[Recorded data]
--
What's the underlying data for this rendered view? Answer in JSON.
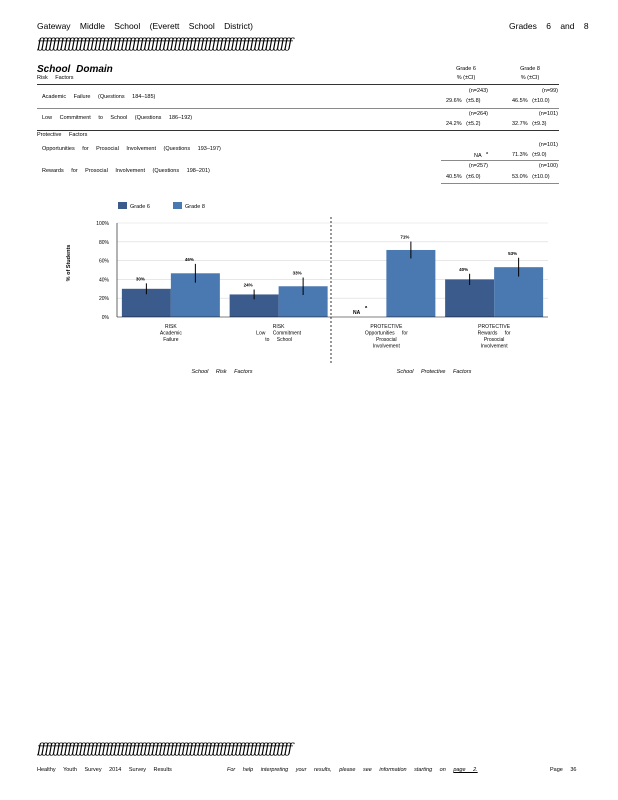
{
  "header": {
    "title": "Gateway Middle School (Everett School District)",
    "grades": "Grades 6 and 8",
    "decoration": "ƒƒƒƒƒƒƒƒƒƒƒƒƒƒƒƒƒƒƒƒƒƒƒƒƒƒƒƒƒƒƒƒƒƒƒƒƒƒƒƒƒƒƒƒƒƒƒƒƒƒƒƒƒƒƒƒƒƒƒƒƒƒƒƒƒƒƒ"
  },
  "section": {
    "title": "School Domain",
    "risk_heading": "Risk Factors",
    "protective_heading": "Protective Factors",
    "col_grade6": "Grade 6",
    "col_grade8": "Grade 8",
    "col_sub6": "% (±CI)",
    "col_sub8": "% (±CI)",
    "rows": [
      {
        "label": "Academic Failure (Questions 184–185)",
        "n6": "(n=243)",
        "n8": "(n=99)",
        "v6": "29.6%",
        "ci6": "(±5.8)",
        "v8": "46.5%",
        "ci8": "(±10.0)"
      },
      {
        "label": "Low Commitment to School (Questions 186–192)",
        "n6": "(n=264)",
        "n8": "(n=101)",
        "v6": "24.2%",
        "ci6": "(±5.2)",
        "v8": "32.7%",
        "ci8": "(±9.3)"
      },
      {
        "label": "Opportunities for Prosocial Involvement (Questions 193–197)",
        "n6": "",
        "n8": "(n=101)",
        "v6": "NA",
        "v6sup": "a",
        "ci6": "",
        "v8": "71.3%",
        "ci8": "(±9.0)"
      },
      {
        "label": "Rewards for Prosocial Involvement (Questions 198–201)",
        "n6": "(n=257)",
        "n8": "(n=100)",
        "v6": "40.5%",
        "ci6": "(±6.0)",
        "v8": "53.0%",
        "ci8": "(±10.0)"
      }
    ]
  },
  "chart_data": {
    "type": "bar",
    "ylabel": "% of Students",
    "ylim": [
      0,
      100
    ],
    "yticks": [
      "0%",
      "20%",
      "40%",
      "60%",
      "80%",
      "100%"
    ],
    "categories": [
      [
        "RISK",
        "Academic",
        "Failure"
      ],
      [
        "RISK",
        "Low Commitment",
        "to School"
      ],
      [
        "PROTECTIVE",
        "Opportunities for",
        "Prosocial",
        "Involvement"
      ],
      [
        "PROTECTIVE",
        "Rewards for",
        "Prosocial",
        "Involvement"
      ]
    ],
    "series": [
      {
        "name": "Grade 6",
        "color": "#3b5b8d",
        "values": [
          30,
          24,
          null,
          40
        ],
        "ci": [
          5.8,
          5.2,
          null,
          6.0
        ],
        "labels": [
          "30%",
          "24%",
          "",
          "40%"
        ]
      },
      {
        "name": "Grade 8",
        "color": "#4a78b0",
        "values": [
          46.5,
          32.7,
          71.3,
          53
        ],
        "ci": [
          10,
          9.3,
          9,
          10
        ],
        "labels": [
          "46%",
          "33%",
          "71%",
          "53%"
        ]
      }
    ],
    "na_label": "NA",
    "na_sup": "a",
    "group_labels": [
      "School Risk Factors",
      "School Protective Factors"
    ]
  },
  "footer": {
    "decoration": "ƒƒƒƒƒƒƒƒƒƒƒƒƒƒƒƒƒƒƒƒƒƒƒƒƒƒƒƒƒƒƒƒƒƒƒƒƒƒƒƒƒƒƒƒƒƒƒƒƒƒƒƒƒƒƒƒƒƒƒƒƒƒƒƒƒƒƒ",
    "left": "Healthy Youth Survey 2014 Survey Results",
    "help": "For help interpreting your results, please see information starting on",
    "link": "page 2.",
    "page": "Page 36"
  }
}
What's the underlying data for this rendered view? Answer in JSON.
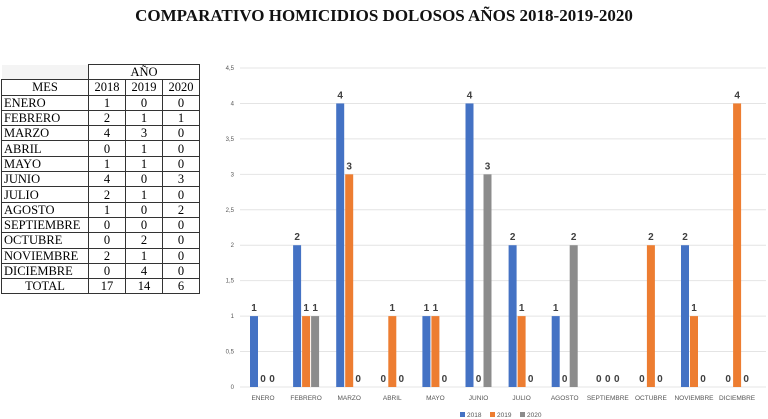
{
  "title": "COMPARATIVO HOMICIDIOS DOLOSOS  AÑOS 2018-2019-2020",
  "table": {
    "year_header": "AÑO",
    "month_header": "MES",
    "years": [
      "2018",
      "2019",
      "2020"
    ],
    "rows": [
      {
        "mes": "ENERO",
        "v": [
          "1",
          "0",
          "0"
        ]
      },
      {
        "mes": "FEBRERO",
        "v": [
          "2",
          "1",
          "1"
        ]
      },
      {
        "mes": "MARZO",
        "v": [
          "4",
          "3",
          "0"
        ]
      },
      {
        "mes": "ABRIL",
        "v": [
          "0",
          "1",
          "0"
        ]
      },
      {
        "mes": "MAYO",
        "v": [
          "1",
          "1",
          "0"
        ]
      },
      {
        "mes": "JUNIO",
        "v": [
          "4",
          "0",
          "3"
        ]
      },
      {
        "mes": "JULIO",
        "v": [
          "2",
          "1",
          "0"
        ]
      },
      {
        "mes": "AGOSTO",
        "v": [
          "1",
          "0",
          "2"
        ]
      },
      {
        "mes": "SEPTIEMBRE",
        "v": [
          "0",
          "0",
          "0"
        ]
      },
      {
        "mes": "OCTUBRE",
        "v": [
          "0",
          "2",
          "0"
        ]
      },
      {
        "mes": "NOVIEMBRE",
        "v": [
          "2",
          "1",
          "0"
        ]
      },
      {
        "mes": "DICIEMBRE",
        "v": [
          "0",
          "4",
          "0"
        ]
      }
    ],
    "total": {
      "label": "TOTAL",
      "v": [
        "17",
        "14",
        "6"
      ]
    }
  },
  "chart_data": {
    "type": "bar",
    "categories": [
      "ENERO",
      "FEBRERO",
      "MARZO",
      "ABRIL",
      "MAYO",
      "JUNIO",
      "JULIO",
      "AGOSTO",
      "SEPTIEMBRE",
      "OCTUBRE",
      "NOVIEMBRE",
      "DICIEMBRE"
    ],
    "series": [
      {
        "name": "2018",
        "color": "#4472c4",
        "values": [
          1,
          2,
          4,
          0,
          1,
          4,
          2,
          1,
          0,
          0,
          2,
          0
        ]
      },
      {
        "name": "2019",
        "color": "#ed7d31",
        "values": [
          0,
          1,
          3,
          1,
          1,
          0,
          1,
          0,
          0,
          2,
          1,
          4
        ]
      },
      {
        "name": "2020",
        "color": "#8c8c8c",
        "values": [
          0,
          1,
          0,
          0,
          0,
          3,
          0,
          2,
          0,
          0,
          0,
          0
        ]
      }
    ],
    "yticks": [
      "0",
      "0,5",
      "1",
      "1,5",
      "2",
      "2,5",
      "3",
      "3,5",
      "4",
      "4,5"
    ],
    "ylim": [
      0,
      4.5
    ],
    "grid": true,
    "legend": "bottom"
  }
}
--
> [THE PROBLEM]: Find the lines above that include the string "Questions" and copy them.

> [REPLY TO THE TASK]:
        "label": "Academic Failure (Questions 184–185)",
        "label": "Low Commitment to School (Questions 186–192)",
        "label": "Opportunities for Prosocial Involvement (Questions 193–197)",
        "label": "Rewards for Prosocial Involvement (Questions 198–201)",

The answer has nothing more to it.